— BEGIN GIVEN DATA —

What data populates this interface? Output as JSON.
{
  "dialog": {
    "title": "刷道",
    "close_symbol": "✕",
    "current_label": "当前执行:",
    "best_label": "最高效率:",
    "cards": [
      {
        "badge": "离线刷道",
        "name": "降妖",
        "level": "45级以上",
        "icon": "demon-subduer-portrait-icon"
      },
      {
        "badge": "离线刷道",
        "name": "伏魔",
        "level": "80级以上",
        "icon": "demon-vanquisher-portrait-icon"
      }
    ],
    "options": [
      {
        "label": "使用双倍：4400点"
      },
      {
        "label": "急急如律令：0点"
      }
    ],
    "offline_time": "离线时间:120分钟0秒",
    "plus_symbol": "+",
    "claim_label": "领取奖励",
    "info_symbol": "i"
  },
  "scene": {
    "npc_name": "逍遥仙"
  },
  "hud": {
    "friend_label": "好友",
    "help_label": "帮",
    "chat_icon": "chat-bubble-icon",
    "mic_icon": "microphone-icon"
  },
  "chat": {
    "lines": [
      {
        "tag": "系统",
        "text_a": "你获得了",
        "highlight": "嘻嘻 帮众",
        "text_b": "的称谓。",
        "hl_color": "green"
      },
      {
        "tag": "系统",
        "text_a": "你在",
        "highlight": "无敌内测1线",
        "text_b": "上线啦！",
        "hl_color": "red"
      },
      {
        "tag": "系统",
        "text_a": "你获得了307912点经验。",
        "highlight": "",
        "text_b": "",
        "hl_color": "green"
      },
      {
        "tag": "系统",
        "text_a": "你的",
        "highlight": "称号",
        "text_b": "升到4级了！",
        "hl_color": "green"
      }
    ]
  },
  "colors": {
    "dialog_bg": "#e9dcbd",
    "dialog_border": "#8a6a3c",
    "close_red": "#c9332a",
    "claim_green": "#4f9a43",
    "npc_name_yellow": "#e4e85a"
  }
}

— END GIVEN DATA —

WHAT IS ASKED: Each line that has the word "demon" should be copied.

ANSWER TO THIS EXERCISE:
        "icon": "demon-subduer-portrait-icon"
        "icon": "demon-vanquisher-portrait-icon"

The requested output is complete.